• [PROVIDED INFORMATION]:
===
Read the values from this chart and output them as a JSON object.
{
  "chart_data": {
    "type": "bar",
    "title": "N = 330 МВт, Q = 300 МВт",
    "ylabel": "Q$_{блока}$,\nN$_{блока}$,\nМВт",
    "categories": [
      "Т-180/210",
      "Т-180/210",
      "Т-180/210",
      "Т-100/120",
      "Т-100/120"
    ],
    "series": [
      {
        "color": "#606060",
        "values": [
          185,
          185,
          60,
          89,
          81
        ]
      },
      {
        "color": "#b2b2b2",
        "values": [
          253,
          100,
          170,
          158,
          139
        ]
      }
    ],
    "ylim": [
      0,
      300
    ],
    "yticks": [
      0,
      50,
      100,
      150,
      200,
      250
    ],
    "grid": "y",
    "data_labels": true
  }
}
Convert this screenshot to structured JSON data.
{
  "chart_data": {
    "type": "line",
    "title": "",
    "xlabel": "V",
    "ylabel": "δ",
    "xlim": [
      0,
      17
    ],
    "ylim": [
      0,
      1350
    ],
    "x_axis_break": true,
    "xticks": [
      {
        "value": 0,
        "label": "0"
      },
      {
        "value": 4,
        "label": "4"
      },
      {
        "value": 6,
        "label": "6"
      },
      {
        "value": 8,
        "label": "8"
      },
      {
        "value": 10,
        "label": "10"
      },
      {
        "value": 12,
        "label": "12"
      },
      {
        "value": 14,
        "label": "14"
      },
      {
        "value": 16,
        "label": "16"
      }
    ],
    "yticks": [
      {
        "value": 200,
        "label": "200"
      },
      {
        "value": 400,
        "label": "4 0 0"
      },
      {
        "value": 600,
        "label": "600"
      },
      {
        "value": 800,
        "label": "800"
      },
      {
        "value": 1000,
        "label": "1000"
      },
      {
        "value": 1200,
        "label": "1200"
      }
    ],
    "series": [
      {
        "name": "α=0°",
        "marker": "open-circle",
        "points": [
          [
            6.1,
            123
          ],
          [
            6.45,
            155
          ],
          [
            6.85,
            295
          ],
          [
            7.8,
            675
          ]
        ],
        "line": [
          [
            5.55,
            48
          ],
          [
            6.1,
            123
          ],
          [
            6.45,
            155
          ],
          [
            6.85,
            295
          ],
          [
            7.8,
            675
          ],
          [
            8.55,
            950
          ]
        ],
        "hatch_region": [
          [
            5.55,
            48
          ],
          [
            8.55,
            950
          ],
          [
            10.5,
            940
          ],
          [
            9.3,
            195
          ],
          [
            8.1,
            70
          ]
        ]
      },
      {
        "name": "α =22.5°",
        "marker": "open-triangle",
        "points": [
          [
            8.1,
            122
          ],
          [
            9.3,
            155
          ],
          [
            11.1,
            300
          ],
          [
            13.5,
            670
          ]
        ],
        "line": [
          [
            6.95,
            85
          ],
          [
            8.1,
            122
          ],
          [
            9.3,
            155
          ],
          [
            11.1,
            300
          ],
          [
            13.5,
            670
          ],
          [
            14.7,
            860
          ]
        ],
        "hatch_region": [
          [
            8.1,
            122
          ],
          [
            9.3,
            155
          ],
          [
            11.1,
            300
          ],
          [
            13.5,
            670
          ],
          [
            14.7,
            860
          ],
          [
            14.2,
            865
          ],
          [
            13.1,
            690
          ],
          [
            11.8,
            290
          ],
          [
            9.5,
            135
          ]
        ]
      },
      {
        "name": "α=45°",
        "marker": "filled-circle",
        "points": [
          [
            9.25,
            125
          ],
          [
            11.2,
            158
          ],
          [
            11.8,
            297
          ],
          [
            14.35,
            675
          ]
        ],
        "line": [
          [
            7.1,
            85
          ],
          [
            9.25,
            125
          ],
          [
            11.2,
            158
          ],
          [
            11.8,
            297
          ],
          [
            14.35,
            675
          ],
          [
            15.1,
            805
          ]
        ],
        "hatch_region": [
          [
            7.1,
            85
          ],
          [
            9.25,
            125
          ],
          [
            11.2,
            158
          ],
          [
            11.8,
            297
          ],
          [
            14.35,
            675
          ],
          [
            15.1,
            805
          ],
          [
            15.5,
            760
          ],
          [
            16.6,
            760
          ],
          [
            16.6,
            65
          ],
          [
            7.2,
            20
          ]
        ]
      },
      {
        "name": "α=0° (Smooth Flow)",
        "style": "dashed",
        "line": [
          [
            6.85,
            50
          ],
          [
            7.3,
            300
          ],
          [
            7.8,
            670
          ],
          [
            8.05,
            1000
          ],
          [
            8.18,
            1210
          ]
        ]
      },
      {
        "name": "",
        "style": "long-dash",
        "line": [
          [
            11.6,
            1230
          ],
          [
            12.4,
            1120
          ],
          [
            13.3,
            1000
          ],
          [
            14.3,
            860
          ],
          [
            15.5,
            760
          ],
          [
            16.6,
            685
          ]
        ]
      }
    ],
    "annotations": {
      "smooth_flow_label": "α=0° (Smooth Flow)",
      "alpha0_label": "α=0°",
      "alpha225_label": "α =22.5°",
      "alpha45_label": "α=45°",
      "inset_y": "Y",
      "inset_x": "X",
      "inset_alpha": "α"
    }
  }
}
===
• [EXERCISE DESCRIPTION]: Go through the material above and count the lines that include "circle". Give the number alone.

• [SOLUTION FOR THIS TASK]: 2